▶ [REQUEST]: From the records, pick out and copy each line containing "Zubereitung".
##### DATA SECTION
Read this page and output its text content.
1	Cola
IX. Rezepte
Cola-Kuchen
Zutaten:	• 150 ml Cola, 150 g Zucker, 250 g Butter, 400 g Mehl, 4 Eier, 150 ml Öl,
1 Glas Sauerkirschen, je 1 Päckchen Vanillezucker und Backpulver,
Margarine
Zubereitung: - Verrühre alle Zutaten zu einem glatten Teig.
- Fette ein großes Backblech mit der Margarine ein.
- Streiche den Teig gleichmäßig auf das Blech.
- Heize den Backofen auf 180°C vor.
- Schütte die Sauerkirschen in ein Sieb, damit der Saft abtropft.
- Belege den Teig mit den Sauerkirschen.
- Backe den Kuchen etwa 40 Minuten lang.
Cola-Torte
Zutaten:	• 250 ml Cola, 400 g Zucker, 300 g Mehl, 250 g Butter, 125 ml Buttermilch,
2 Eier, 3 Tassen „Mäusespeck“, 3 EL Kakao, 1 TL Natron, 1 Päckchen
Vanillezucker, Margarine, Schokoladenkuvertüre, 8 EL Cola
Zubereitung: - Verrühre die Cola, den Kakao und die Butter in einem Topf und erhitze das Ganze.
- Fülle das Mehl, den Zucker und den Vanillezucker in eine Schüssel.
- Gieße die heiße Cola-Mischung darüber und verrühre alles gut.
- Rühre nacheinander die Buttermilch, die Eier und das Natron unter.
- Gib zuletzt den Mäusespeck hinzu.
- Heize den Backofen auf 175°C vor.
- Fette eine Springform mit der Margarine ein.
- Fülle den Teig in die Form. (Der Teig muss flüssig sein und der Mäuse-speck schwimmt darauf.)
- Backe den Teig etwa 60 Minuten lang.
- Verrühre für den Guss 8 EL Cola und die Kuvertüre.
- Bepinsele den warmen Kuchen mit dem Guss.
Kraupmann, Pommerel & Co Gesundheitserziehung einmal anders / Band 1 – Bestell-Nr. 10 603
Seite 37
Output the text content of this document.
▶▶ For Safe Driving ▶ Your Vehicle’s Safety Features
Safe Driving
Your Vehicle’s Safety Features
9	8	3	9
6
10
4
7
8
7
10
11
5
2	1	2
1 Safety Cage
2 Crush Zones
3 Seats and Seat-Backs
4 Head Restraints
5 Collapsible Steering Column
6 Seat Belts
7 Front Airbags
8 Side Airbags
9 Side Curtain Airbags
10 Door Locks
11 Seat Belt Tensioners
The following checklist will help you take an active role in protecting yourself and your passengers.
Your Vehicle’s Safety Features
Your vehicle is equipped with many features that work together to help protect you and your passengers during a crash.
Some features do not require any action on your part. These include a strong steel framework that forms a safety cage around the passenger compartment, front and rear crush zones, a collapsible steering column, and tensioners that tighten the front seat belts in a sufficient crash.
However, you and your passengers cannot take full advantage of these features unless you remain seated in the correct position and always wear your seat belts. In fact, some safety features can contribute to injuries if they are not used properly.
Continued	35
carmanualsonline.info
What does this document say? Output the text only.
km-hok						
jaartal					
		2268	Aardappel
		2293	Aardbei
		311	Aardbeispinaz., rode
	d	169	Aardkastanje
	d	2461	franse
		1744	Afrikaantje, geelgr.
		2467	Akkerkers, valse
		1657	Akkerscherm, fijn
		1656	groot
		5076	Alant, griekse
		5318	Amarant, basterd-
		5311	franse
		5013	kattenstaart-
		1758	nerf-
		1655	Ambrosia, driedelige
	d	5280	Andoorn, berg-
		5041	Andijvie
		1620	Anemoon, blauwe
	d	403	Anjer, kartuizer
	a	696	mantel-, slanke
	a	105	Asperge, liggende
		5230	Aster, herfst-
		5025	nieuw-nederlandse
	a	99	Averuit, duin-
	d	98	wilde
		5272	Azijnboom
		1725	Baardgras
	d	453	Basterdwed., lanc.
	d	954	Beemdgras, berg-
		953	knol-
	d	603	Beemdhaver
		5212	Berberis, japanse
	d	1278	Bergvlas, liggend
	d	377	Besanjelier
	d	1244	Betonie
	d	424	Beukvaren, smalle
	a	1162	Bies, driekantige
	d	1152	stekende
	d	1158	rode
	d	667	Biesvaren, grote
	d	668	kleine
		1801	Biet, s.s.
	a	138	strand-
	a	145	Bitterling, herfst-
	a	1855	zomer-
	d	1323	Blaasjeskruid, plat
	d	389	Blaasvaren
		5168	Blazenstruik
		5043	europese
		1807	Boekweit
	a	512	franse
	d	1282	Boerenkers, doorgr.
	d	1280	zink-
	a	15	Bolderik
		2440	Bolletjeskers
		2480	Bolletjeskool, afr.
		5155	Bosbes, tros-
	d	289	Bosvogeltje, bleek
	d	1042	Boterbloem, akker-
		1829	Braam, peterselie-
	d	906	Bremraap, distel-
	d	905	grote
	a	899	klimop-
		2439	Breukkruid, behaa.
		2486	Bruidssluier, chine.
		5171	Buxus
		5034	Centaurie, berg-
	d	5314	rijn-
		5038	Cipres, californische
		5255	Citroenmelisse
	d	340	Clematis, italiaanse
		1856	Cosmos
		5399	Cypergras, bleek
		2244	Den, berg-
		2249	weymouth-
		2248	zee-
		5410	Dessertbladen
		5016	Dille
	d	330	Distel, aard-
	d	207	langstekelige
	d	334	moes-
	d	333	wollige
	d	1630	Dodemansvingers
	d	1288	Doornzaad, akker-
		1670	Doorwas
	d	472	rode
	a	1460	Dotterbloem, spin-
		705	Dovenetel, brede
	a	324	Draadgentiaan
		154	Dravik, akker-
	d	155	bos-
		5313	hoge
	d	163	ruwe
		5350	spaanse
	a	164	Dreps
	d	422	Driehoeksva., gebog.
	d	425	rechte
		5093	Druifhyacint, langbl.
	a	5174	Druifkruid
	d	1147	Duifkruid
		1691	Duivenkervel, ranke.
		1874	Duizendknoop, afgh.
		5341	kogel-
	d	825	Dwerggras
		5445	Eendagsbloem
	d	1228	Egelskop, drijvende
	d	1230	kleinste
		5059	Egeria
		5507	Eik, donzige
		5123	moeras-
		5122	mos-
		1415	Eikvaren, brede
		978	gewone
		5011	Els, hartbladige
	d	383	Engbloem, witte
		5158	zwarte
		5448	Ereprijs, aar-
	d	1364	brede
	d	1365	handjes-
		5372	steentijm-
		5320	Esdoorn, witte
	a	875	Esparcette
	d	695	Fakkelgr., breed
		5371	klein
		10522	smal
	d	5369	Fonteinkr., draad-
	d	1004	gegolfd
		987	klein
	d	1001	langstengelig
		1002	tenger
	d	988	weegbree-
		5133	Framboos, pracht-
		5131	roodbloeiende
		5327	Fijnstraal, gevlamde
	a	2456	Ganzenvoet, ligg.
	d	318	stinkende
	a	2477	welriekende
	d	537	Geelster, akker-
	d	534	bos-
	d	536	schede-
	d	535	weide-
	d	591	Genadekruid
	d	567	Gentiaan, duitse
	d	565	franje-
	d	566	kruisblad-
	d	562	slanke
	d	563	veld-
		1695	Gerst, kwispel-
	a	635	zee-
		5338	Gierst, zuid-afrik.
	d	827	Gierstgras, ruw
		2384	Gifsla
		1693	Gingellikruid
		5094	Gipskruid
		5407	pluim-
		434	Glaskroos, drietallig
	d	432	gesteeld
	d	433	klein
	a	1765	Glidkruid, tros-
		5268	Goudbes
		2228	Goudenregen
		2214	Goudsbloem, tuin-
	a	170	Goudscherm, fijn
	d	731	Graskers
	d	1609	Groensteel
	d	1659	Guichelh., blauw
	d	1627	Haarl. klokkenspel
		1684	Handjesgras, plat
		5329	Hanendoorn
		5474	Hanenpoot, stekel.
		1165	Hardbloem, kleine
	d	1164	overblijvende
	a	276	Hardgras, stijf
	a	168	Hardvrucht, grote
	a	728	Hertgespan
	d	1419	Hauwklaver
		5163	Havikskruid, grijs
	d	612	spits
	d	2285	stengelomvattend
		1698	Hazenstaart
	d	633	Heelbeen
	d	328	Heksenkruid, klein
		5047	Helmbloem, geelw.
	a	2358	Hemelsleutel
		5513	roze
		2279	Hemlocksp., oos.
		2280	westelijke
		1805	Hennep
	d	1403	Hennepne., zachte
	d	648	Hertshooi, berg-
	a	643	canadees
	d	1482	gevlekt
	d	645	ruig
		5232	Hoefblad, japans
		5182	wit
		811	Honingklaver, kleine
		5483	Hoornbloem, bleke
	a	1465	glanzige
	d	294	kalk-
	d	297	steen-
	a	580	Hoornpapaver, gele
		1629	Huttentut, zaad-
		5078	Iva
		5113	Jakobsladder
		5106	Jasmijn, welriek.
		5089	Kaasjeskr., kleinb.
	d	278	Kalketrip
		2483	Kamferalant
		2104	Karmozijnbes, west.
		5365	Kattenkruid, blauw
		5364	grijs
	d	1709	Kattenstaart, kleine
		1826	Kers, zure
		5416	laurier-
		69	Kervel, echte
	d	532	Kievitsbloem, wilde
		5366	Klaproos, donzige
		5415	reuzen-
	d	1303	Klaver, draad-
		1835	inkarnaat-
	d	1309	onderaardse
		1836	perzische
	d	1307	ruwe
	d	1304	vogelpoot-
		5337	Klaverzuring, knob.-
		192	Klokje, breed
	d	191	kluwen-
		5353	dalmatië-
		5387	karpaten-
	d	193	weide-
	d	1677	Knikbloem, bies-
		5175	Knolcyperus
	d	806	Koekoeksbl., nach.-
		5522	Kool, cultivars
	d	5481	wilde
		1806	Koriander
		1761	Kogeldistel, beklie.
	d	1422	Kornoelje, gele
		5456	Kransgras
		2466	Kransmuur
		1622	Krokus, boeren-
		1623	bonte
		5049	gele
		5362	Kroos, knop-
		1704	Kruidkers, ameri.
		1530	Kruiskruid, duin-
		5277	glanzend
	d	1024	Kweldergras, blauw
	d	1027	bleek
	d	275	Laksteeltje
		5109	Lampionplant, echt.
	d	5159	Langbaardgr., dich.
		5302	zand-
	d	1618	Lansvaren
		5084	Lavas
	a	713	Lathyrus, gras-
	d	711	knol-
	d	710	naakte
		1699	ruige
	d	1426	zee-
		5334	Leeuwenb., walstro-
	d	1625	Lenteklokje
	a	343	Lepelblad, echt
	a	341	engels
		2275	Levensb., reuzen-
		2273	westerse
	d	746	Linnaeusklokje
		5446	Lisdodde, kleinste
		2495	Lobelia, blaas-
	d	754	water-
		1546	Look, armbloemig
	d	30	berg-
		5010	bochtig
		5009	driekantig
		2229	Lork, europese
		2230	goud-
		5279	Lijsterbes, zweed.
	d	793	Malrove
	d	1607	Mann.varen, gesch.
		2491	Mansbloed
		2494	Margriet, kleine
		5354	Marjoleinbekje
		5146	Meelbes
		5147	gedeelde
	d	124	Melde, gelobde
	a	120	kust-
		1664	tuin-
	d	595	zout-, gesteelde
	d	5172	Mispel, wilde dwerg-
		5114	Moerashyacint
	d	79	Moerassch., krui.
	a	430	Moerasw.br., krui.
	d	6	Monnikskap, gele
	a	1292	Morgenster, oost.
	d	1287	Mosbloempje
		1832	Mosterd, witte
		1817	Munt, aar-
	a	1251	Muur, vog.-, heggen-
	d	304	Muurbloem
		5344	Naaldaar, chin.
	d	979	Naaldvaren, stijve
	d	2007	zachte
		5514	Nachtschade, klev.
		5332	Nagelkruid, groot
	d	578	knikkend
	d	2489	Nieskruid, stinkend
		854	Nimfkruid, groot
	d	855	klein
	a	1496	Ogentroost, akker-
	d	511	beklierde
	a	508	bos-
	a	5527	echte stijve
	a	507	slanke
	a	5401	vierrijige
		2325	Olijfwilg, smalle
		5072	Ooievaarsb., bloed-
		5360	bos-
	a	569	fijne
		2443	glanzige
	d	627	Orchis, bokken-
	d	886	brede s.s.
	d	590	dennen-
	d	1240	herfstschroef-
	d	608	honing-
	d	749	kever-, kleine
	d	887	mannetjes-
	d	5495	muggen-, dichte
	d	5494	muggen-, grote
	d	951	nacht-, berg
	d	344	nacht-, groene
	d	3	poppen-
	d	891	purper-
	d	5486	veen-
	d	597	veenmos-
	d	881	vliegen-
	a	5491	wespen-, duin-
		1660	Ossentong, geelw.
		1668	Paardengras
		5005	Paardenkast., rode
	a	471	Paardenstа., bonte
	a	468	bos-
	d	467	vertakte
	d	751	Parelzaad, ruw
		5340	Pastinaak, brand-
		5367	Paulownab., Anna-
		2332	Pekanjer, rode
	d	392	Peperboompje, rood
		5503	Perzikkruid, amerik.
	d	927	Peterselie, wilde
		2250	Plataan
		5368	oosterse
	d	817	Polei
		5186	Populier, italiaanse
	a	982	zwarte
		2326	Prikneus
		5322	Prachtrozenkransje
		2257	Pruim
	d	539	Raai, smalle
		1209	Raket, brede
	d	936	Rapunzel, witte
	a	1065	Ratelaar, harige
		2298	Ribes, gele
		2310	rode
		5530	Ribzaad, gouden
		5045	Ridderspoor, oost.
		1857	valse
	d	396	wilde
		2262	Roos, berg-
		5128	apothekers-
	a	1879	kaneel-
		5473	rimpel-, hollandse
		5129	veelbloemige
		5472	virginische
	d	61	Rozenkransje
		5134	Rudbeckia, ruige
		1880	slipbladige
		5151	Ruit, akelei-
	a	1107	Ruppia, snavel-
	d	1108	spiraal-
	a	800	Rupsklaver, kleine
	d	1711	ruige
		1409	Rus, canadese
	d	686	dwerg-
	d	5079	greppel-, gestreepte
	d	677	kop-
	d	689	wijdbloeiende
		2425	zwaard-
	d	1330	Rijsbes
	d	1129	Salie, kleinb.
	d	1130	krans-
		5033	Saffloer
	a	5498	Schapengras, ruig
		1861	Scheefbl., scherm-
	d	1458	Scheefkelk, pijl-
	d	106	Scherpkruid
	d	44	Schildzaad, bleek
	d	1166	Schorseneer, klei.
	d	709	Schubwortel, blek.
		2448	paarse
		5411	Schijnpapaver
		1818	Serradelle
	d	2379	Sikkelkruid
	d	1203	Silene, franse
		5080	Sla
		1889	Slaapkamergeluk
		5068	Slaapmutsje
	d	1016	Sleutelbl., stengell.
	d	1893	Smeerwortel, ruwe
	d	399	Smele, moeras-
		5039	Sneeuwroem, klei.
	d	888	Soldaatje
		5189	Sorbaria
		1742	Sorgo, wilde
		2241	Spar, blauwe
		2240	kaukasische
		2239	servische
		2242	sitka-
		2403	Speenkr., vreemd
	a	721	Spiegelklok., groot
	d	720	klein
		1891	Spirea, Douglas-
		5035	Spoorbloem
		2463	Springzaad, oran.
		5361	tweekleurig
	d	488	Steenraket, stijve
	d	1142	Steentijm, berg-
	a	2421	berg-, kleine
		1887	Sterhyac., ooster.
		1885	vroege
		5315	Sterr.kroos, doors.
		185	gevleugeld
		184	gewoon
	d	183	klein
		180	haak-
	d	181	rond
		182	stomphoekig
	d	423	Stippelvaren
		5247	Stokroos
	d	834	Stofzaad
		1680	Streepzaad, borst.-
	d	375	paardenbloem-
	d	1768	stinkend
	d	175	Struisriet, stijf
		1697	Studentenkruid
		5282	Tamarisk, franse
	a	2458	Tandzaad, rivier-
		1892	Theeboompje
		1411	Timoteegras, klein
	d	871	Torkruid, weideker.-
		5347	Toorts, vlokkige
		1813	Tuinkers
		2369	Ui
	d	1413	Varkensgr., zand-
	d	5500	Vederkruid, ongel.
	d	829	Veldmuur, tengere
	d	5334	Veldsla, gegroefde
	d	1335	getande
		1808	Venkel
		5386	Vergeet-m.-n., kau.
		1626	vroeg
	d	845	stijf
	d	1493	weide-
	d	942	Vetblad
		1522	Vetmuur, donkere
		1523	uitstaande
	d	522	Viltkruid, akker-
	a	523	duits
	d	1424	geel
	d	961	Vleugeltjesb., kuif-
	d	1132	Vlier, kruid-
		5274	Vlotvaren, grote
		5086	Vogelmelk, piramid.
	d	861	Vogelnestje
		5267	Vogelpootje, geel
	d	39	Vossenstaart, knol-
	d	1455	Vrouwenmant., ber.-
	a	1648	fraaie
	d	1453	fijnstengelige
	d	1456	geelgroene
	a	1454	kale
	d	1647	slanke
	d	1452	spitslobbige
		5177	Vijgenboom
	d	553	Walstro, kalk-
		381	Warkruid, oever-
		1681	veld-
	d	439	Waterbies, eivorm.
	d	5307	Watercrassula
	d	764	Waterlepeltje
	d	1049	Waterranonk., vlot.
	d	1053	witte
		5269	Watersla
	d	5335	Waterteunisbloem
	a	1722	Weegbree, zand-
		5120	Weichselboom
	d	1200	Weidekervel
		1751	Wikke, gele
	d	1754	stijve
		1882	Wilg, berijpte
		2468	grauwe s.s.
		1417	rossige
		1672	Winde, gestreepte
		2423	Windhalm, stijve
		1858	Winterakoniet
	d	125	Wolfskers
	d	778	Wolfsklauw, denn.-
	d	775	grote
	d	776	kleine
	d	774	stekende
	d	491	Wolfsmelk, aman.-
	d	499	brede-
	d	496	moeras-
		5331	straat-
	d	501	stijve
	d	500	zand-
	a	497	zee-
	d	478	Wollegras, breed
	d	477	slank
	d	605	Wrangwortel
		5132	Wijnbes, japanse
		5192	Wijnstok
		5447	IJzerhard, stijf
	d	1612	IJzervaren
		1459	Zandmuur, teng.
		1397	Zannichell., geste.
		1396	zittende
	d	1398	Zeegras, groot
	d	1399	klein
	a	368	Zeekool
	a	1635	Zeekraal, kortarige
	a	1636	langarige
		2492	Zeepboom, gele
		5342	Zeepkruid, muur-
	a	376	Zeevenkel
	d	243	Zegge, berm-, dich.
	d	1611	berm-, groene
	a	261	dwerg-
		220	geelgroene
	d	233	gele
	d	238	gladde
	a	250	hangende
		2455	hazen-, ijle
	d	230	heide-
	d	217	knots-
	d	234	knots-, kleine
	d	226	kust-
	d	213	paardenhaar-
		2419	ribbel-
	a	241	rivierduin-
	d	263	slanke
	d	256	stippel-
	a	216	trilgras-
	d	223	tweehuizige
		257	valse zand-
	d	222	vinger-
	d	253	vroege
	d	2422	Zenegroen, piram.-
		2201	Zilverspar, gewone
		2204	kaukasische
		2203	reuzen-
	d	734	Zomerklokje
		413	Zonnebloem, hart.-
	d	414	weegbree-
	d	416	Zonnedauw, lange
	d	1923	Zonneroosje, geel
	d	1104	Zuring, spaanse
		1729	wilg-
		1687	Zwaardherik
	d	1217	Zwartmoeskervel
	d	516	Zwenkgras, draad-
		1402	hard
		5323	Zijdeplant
##########
▶ [PROBLEM SOLUTION]:
Zubereitung: - Verrühre alle Zutaten zu einem glatten Teig.
Zubereitung: - Verrühre die Cola, den Kakao und die Butter in einem Topf und erhitze das Ganze.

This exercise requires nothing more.